• [Required work]:
Write out each line of the listing as it stands, without the images.

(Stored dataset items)

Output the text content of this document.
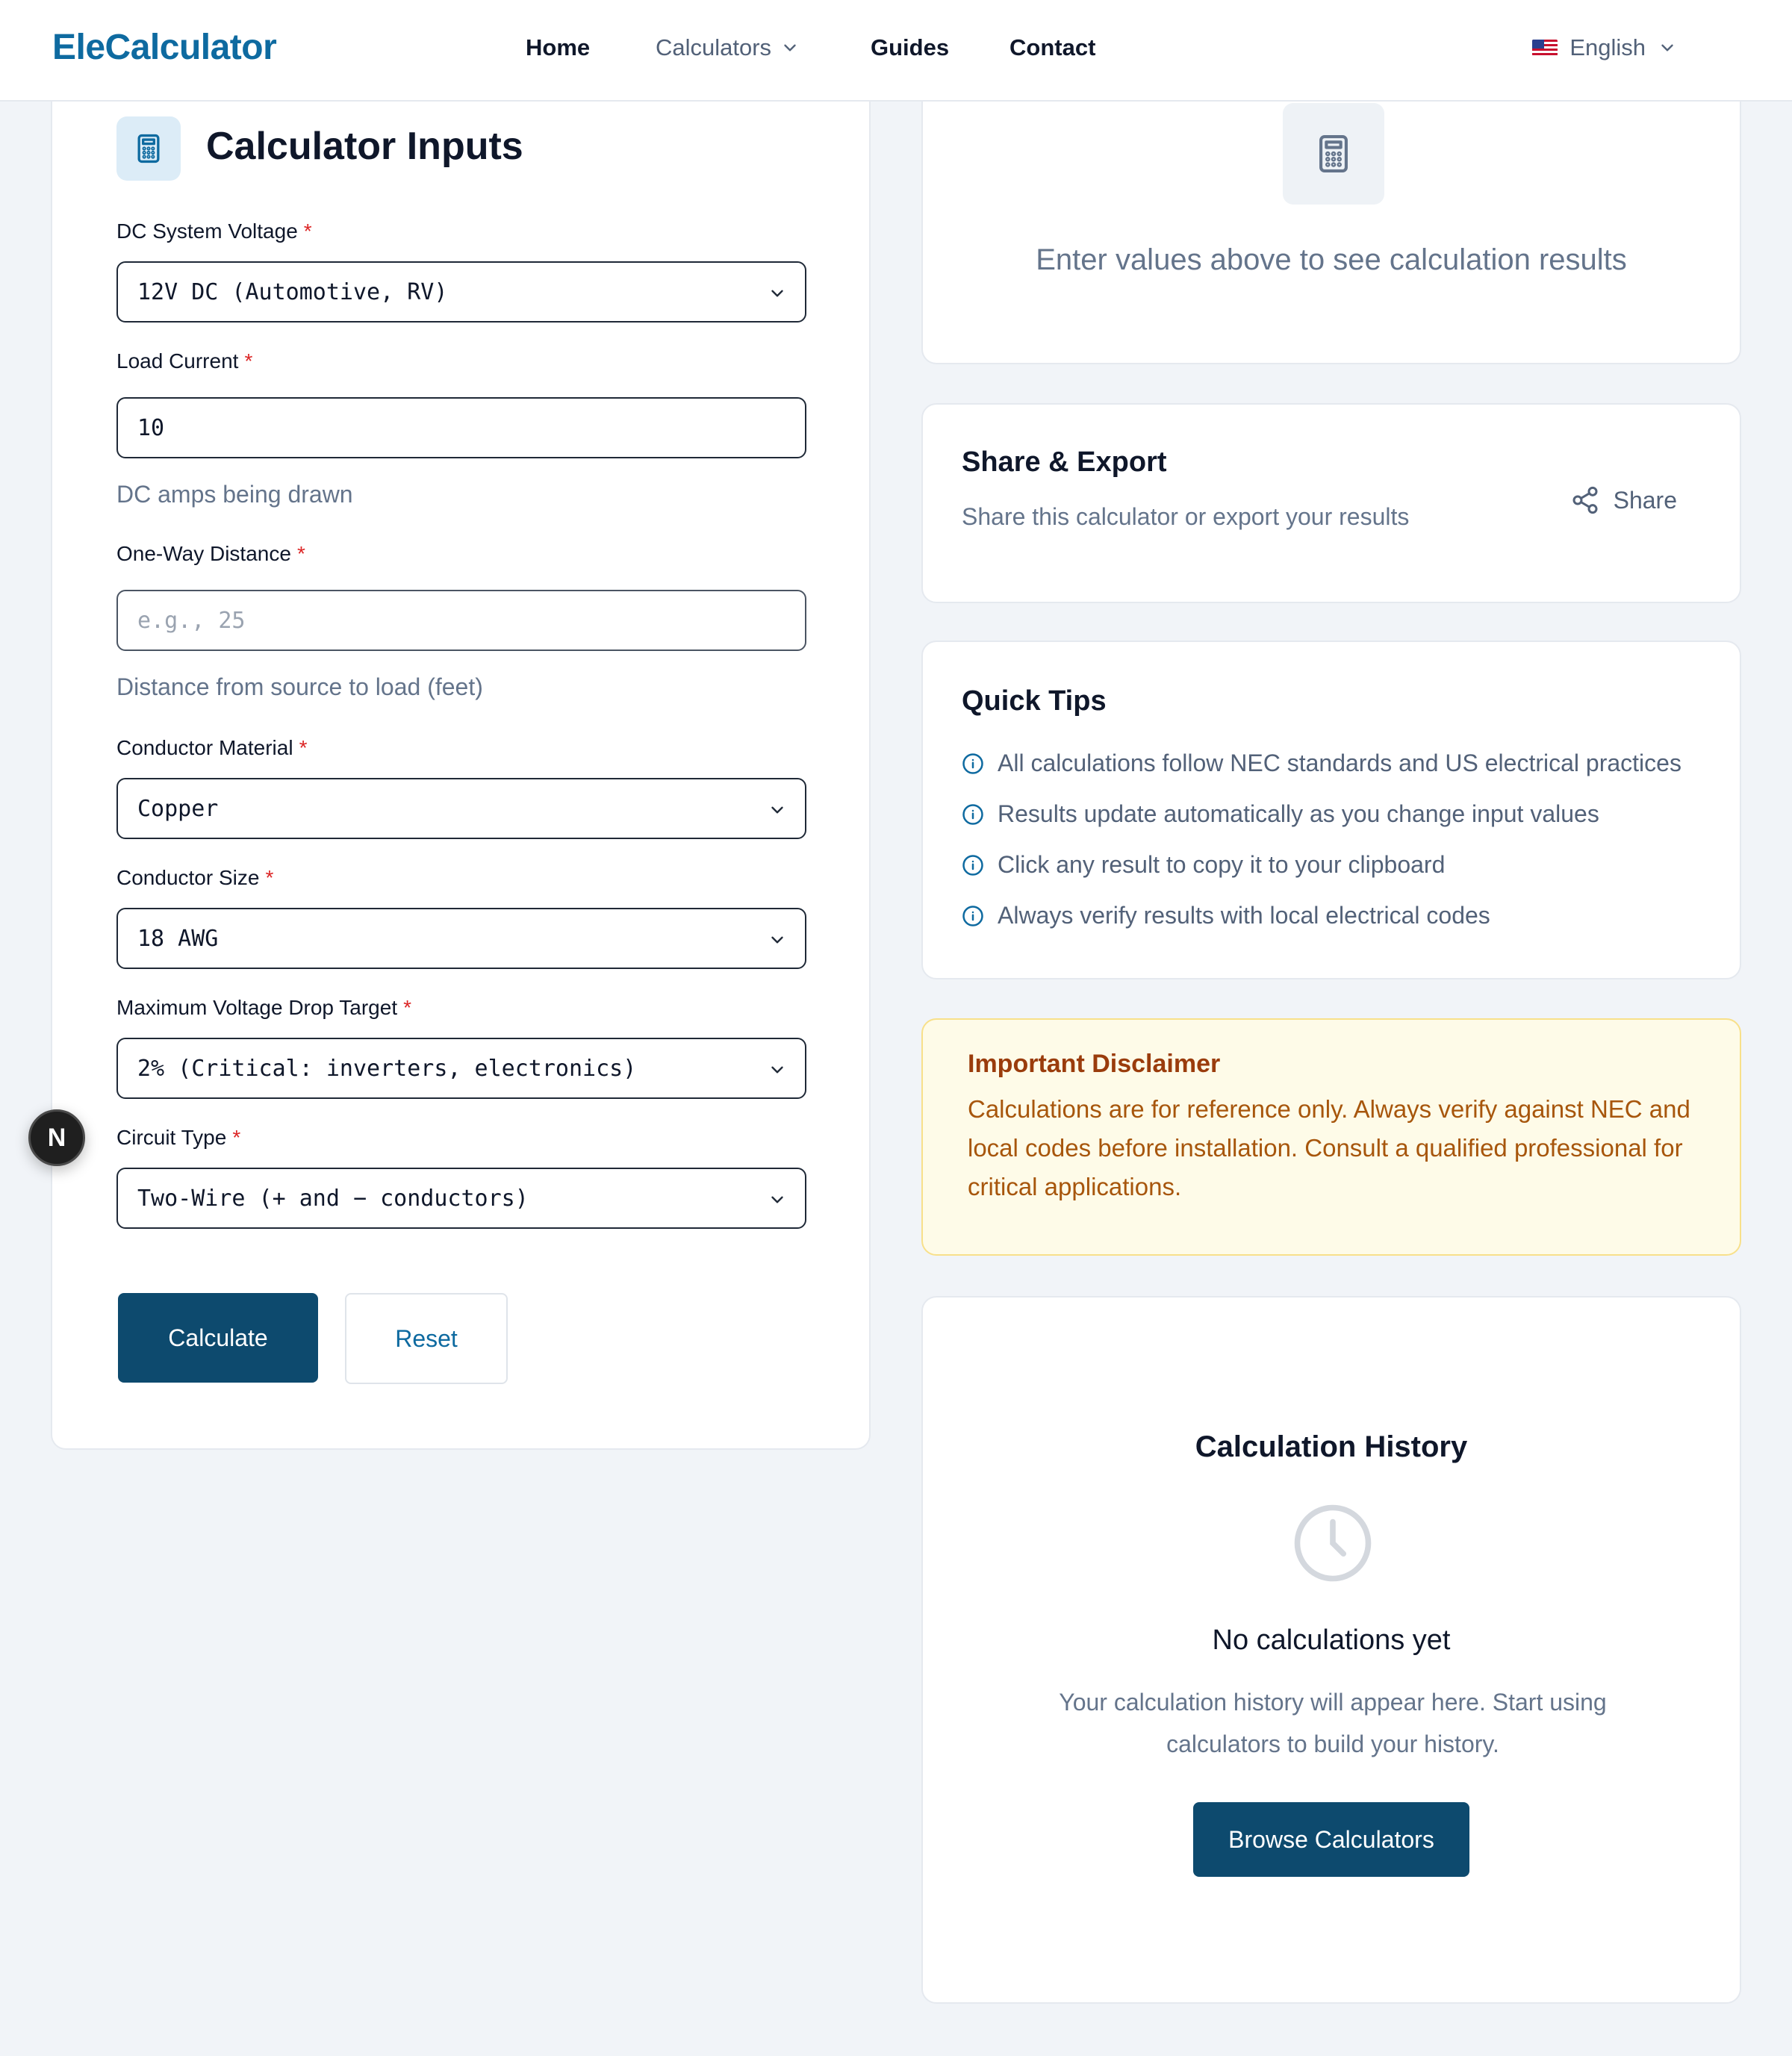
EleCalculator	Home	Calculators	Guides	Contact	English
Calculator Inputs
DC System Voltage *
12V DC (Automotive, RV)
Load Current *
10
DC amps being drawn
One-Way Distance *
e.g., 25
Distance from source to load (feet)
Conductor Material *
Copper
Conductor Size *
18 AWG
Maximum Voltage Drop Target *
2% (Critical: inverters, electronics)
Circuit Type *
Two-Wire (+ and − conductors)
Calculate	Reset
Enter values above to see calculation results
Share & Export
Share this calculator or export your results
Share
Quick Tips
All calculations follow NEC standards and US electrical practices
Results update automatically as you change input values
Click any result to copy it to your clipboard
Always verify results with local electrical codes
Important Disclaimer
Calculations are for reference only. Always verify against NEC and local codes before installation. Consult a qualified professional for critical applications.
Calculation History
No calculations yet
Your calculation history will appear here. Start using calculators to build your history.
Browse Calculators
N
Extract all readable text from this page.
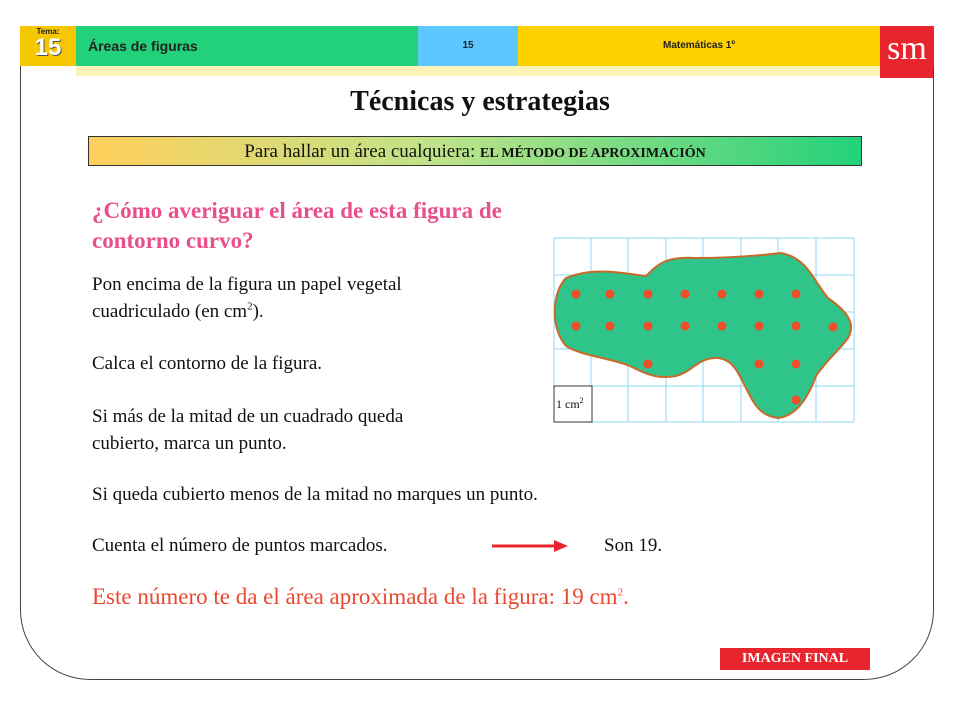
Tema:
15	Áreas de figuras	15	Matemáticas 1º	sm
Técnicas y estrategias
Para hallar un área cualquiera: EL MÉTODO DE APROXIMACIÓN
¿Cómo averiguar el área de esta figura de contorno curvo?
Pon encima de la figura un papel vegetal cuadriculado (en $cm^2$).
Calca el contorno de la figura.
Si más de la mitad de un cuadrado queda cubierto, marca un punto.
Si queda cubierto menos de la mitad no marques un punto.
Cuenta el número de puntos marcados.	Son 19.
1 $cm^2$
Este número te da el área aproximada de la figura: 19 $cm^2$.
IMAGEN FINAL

• [Response]:
Output the text content of this document.
EleCalculator	Home	Calculators	Guides	Contact	English
Calculator Inputs
DC System Voltage *
12V DC (Automotive, RV)
Load Current *
10
DC amps being drawn
One-Way Distance *
e.g., 25
Distance from source to load (feet)
Conductor Material *
Copper
Conductor Size *
18 AWG
Maximum Voltage Drop Target *
2% (Critical: inverters, electronics)
Circuit Type *
Two-Wire (+ and − conductors)
Calculate	Reset
Enter values above to see calculation results
Share & Export
Share this calculator or export your results
Share
Quick Tips
All calculations follow NEC standards and US electrical practices
Results update automatically as you change input values
Click any result to copy it to your clipboard
Always verify results with local electrical codes
Important Disclaimer
Calculations are for reference only. Always verify against NEC and local codes before installation. Consult a qualified professional for critical applications.
Calculation History
No calculations yet
Your calculation history will appear here. Start using calculators to build your history.
Browse Calculators
N
Extract all readable text from this page.
Tema:
15	Áreas de figuras	15	Matemáticas 1º	sm
Técnicas y estrategias
Para hallar un área cualquiera: EL MÉTODO DE APROXIMACIÓN
¿Cómo averiguar el área de esta figura de contorno curvo?
Pon encima de la figura un papel vegetal cuadriculado (en $cm^2$).
Calca el contorno de la figura.
Si más de la mitad de un cuadrado queda cubierto, marca un punto.
Si queda cubierto menos de la mitad no marques un punto.
Cuenta el número de puntos marcados.	Son 19.
1 $cm^2$
Este número te da el área aproximada de la figura: 19 $cm^2$.
IMAGEN FINAL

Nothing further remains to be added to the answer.